* GIVEN PROBLEM
Select, from the material below, each line with "konfidenciali" in it.

A run of records
......
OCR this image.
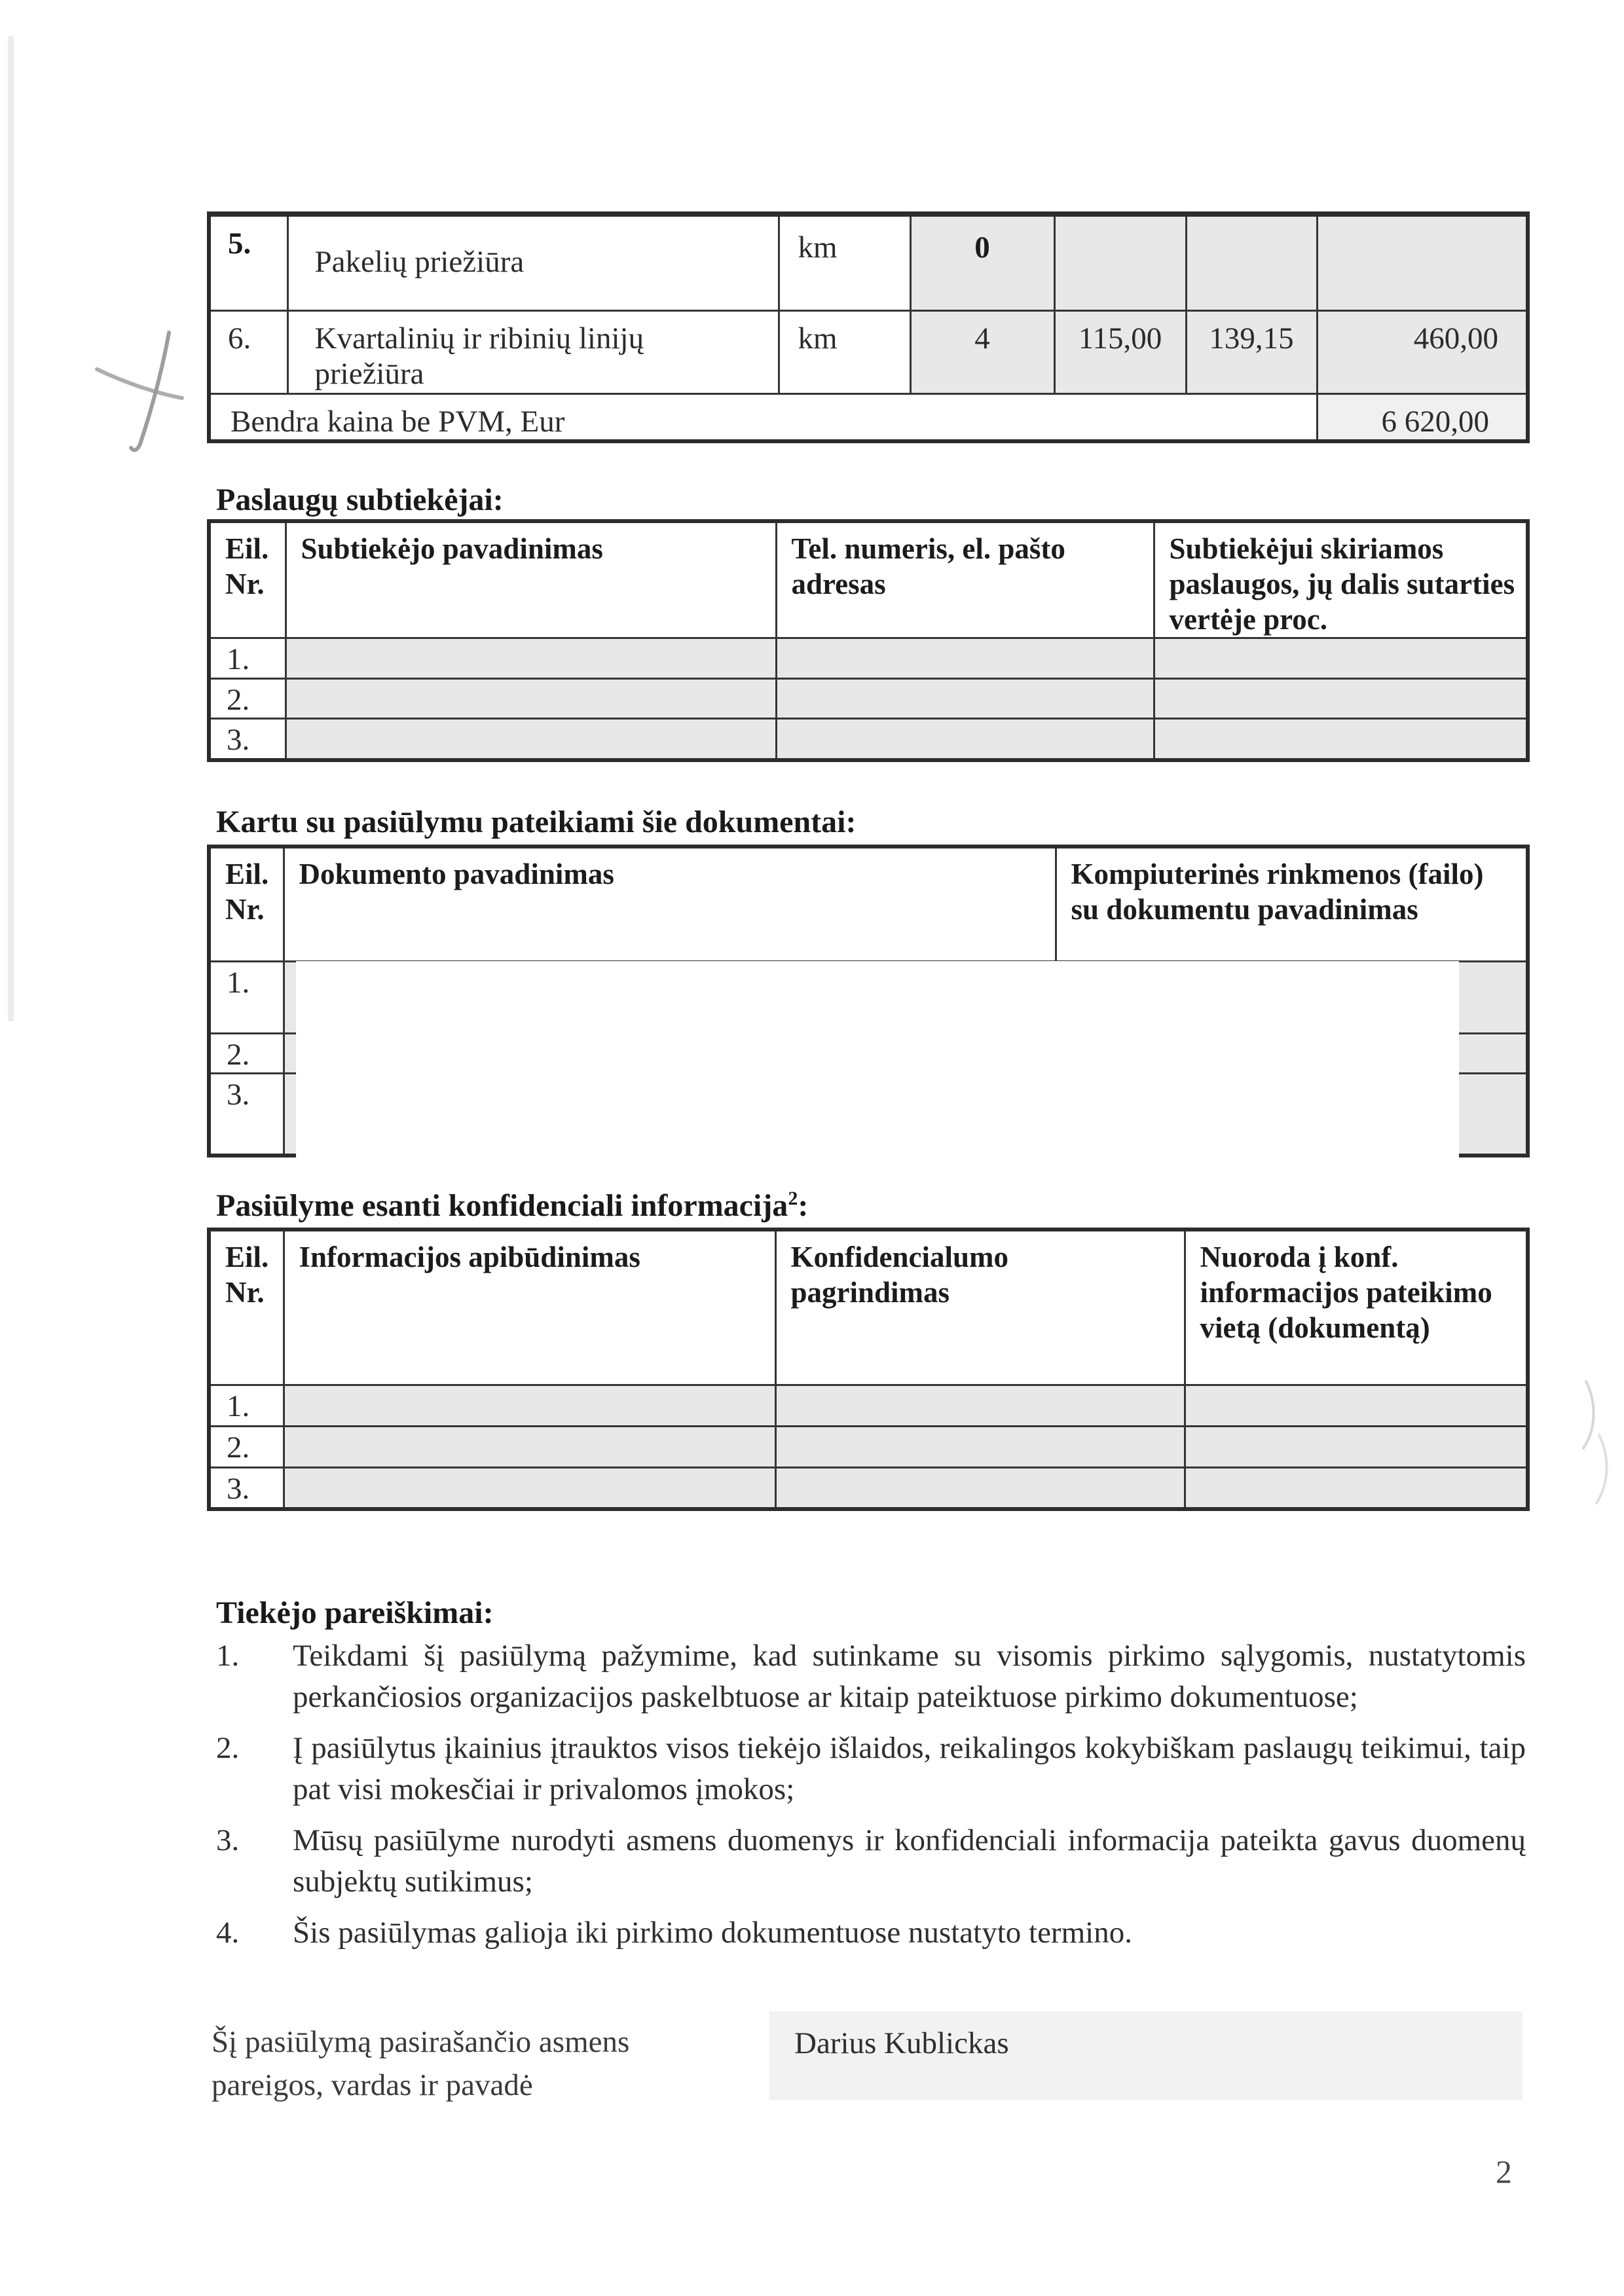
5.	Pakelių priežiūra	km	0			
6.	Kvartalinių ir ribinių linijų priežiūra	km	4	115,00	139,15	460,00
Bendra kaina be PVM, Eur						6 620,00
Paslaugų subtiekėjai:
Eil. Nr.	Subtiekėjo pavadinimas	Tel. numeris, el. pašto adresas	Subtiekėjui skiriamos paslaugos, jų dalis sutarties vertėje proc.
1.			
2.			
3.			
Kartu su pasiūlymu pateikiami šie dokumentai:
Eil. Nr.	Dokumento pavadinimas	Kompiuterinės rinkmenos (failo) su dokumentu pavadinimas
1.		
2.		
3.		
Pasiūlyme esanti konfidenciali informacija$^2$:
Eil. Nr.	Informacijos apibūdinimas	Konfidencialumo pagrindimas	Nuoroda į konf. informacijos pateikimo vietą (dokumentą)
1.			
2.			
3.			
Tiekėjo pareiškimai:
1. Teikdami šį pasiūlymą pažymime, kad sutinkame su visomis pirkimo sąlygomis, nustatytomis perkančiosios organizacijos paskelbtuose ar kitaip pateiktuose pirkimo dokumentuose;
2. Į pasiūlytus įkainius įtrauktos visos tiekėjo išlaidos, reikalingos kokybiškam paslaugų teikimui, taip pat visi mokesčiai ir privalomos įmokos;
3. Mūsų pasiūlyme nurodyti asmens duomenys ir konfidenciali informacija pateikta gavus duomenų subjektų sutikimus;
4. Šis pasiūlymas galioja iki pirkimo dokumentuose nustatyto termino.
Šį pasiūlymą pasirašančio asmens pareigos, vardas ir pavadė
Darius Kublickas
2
......
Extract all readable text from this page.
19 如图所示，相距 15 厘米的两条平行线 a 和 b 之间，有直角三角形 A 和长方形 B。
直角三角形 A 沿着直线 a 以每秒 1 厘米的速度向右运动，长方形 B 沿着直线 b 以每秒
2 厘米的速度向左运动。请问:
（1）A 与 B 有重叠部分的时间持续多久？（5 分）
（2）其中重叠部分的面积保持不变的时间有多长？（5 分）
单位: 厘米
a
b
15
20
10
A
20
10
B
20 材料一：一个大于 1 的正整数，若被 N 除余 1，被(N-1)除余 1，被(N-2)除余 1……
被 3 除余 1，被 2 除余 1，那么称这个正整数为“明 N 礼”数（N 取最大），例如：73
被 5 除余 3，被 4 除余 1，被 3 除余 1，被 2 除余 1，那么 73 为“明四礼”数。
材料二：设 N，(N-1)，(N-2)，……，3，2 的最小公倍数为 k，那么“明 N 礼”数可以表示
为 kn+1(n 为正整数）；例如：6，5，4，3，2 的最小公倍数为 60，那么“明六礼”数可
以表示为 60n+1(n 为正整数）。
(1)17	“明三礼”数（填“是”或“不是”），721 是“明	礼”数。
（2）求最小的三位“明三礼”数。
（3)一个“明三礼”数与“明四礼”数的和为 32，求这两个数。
......
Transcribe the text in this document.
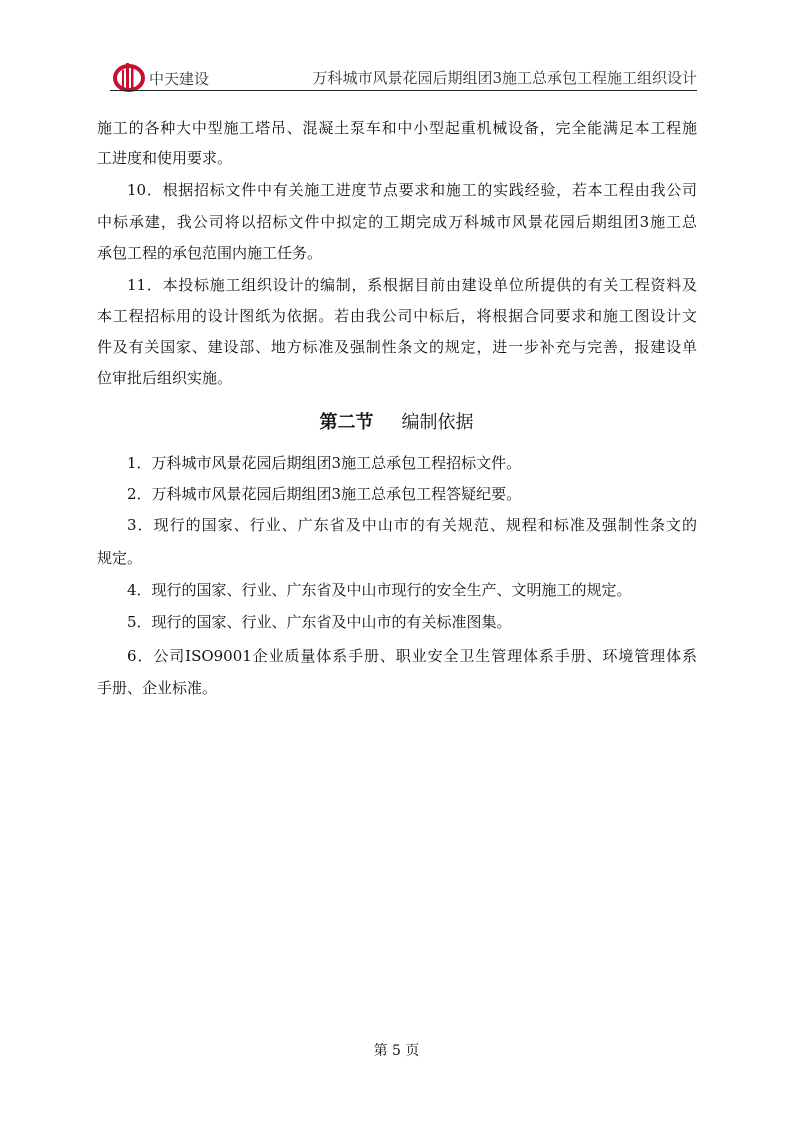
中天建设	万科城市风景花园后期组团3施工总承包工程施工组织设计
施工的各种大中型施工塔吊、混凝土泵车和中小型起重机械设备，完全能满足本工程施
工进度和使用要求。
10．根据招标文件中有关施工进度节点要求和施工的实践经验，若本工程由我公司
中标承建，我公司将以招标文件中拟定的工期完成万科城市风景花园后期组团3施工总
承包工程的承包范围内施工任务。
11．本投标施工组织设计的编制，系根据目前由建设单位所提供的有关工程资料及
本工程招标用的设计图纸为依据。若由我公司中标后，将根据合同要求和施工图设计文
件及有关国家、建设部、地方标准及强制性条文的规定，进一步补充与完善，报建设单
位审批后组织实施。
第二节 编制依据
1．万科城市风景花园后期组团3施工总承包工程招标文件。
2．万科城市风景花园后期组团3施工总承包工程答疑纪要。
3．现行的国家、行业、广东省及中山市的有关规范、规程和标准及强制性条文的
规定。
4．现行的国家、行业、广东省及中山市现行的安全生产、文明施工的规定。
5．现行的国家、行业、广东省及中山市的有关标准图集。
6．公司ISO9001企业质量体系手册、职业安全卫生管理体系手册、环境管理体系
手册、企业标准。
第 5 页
......
* IN RESPONSE
Pasiūlyme esanti konfidenciali informacija$^2$:
3. Mūsų pasiūlyme nurodyti asmens duomenys ir konfidenciali informacija pateikta gavus duomenų subjektų sutikimus;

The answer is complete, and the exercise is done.